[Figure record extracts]
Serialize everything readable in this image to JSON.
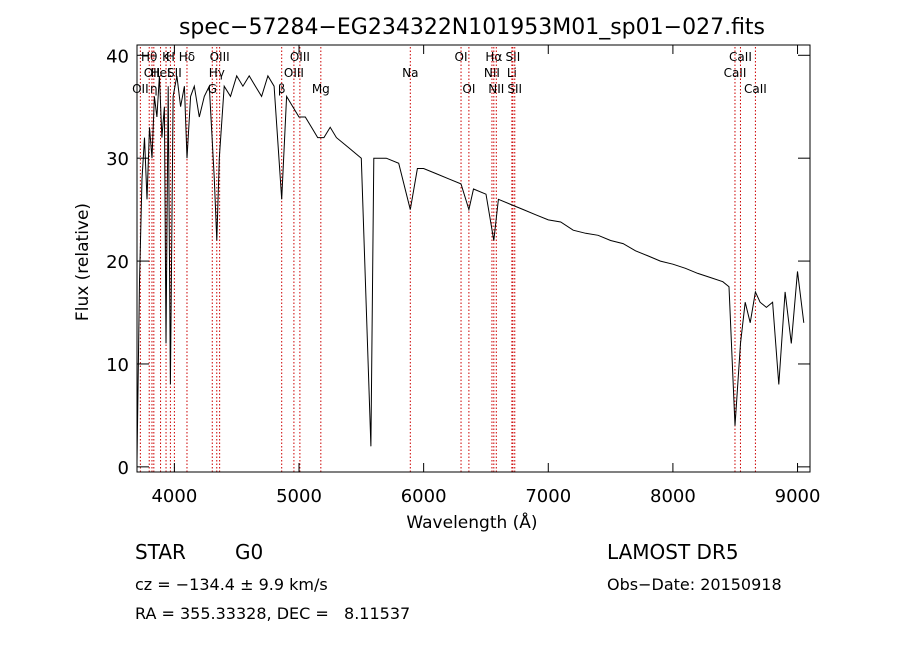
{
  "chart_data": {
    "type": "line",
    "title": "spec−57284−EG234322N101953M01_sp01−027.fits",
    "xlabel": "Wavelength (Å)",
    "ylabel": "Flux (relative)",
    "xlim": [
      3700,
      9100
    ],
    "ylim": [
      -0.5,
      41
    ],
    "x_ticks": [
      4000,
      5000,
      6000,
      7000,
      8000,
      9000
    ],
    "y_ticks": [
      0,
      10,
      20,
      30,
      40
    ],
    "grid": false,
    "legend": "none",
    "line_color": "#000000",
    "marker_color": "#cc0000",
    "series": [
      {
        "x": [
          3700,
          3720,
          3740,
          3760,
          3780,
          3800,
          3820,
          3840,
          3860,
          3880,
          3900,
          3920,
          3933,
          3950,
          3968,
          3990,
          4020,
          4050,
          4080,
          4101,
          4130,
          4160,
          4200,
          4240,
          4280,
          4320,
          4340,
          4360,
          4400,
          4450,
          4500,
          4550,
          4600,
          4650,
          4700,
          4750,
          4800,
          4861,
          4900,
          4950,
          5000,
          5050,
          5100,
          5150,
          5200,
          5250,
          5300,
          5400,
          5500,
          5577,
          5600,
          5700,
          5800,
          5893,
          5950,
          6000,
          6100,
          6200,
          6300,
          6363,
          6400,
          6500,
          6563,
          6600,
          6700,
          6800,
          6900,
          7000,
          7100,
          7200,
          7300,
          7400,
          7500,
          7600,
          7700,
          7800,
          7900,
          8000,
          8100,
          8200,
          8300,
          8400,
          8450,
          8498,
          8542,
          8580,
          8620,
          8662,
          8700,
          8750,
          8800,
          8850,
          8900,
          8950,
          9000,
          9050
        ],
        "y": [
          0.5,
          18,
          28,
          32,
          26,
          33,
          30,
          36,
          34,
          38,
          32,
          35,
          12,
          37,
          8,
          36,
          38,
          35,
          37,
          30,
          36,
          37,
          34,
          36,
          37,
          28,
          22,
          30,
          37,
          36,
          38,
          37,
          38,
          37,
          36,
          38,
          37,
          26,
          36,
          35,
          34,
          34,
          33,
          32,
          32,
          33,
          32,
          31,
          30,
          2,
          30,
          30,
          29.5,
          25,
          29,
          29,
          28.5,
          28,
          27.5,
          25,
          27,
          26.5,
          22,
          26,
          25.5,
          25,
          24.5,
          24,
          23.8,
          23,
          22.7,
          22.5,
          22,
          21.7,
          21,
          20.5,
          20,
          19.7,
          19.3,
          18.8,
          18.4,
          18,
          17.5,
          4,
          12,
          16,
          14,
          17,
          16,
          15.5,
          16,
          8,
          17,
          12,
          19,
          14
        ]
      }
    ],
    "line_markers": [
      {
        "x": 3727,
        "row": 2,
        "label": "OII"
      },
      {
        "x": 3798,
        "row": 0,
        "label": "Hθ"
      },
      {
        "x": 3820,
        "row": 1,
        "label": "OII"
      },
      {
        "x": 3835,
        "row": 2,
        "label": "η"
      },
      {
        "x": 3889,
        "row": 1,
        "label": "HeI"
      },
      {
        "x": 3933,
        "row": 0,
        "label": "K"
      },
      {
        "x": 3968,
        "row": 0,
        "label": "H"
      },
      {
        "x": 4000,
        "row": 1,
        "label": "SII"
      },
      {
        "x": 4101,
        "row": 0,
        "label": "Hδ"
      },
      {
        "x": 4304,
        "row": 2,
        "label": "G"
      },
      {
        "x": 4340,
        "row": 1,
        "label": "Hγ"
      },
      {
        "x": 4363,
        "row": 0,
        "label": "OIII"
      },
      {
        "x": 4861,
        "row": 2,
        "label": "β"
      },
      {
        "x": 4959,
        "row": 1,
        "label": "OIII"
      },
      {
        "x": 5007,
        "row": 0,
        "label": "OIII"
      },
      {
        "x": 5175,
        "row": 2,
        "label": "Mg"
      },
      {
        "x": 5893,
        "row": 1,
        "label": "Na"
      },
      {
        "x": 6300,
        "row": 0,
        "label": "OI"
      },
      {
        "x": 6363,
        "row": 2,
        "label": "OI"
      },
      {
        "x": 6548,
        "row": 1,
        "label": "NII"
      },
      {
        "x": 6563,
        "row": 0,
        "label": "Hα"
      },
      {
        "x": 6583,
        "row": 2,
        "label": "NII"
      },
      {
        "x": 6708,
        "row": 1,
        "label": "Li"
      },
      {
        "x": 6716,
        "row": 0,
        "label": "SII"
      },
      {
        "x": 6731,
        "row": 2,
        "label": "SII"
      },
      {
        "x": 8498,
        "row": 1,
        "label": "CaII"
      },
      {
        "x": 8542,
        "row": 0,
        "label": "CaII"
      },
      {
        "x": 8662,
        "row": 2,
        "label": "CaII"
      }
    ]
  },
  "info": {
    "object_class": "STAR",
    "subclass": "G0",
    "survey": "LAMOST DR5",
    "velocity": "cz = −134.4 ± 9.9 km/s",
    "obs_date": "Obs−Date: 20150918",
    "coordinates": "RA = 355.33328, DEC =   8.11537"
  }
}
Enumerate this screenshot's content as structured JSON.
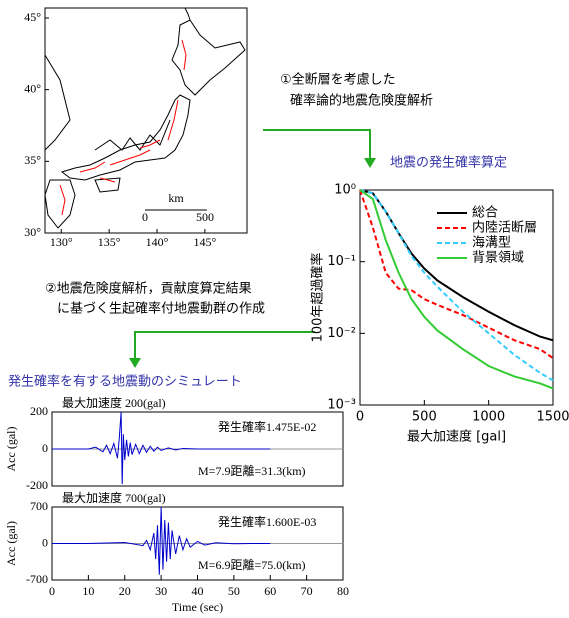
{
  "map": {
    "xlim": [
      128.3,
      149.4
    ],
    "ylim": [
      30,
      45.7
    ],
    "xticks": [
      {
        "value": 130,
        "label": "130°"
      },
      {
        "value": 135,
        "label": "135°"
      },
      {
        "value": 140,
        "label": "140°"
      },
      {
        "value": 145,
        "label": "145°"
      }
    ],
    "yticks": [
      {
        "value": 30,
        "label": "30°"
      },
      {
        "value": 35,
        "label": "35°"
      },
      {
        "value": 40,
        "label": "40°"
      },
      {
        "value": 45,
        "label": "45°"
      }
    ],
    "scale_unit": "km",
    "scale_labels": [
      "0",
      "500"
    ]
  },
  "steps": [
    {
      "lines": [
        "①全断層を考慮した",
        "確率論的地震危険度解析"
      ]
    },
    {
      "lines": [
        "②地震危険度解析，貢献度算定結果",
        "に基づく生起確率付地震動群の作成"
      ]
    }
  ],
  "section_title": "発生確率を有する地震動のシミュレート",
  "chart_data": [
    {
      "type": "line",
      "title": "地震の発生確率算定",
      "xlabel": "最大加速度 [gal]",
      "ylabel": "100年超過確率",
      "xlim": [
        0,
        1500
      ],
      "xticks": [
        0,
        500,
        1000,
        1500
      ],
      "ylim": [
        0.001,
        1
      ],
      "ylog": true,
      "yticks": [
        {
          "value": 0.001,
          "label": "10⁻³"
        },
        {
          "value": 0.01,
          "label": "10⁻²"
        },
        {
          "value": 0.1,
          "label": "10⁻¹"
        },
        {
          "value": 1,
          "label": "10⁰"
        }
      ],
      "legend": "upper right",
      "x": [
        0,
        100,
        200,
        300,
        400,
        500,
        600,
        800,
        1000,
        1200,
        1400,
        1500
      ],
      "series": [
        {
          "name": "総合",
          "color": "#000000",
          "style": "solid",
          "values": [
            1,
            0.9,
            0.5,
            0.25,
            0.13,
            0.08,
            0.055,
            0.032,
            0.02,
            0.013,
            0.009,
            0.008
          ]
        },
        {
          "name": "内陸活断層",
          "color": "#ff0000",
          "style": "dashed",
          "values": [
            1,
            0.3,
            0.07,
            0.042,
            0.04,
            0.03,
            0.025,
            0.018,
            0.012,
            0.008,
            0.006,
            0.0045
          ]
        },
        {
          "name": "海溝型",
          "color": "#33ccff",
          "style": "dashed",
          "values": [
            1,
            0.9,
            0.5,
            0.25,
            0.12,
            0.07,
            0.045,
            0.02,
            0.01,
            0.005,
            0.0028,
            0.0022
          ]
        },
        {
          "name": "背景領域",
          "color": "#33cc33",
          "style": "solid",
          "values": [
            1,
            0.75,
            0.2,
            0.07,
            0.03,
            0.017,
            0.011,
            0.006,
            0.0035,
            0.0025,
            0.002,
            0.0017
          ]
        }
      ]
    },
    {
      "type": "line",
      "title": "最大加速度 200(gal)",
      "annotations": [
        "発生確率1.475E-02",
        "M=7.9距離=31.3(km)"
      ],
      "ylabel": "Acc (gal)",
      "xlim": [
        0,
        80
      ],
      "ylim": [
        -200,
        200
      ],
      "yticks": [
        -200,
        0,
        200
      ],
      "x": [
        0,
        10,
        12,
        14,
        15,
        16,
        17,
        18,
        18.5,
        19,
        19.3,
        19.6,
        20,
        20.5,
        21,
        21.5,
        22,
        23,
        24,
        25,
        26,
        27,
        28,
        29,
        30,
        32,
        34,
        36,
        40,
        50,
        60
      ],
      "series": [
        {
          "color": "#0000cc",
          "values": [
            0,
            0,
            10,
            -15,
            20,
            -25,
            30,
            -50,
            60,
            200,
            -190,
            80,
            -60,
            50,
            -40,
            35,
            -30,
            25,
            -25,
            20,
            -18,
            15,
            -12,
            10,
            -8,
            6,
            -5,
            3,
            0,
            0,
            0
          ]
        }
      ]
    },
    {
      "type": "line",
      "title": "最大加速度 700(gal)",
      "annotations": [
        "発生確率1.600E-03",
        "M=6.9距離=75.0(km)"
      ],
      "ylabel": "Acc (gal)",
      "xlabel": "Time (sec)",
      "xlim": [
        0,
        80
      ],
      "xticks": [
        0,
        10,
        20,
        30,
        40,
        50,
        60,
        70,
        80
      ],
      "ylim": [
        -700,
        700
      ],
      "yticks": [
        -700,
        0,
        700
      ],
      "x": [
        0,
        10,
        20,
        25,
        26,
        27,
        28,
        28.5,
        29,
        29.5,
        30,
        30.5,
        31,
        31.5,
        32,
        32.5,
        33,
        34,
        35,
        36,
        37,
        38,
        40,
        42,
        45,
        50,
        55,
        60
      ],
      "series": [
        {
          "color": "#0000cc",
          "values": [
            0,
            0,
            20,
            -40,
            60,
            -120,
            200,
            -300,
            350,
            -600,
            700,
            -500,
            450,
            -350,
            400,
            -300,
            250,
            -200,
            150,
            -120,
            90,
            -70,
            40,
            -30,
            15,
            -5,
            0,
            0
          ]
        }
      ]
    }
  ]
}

Directions.
Count the lines in the material above where the string "this" appears, then state only that count.

Output of the task.
2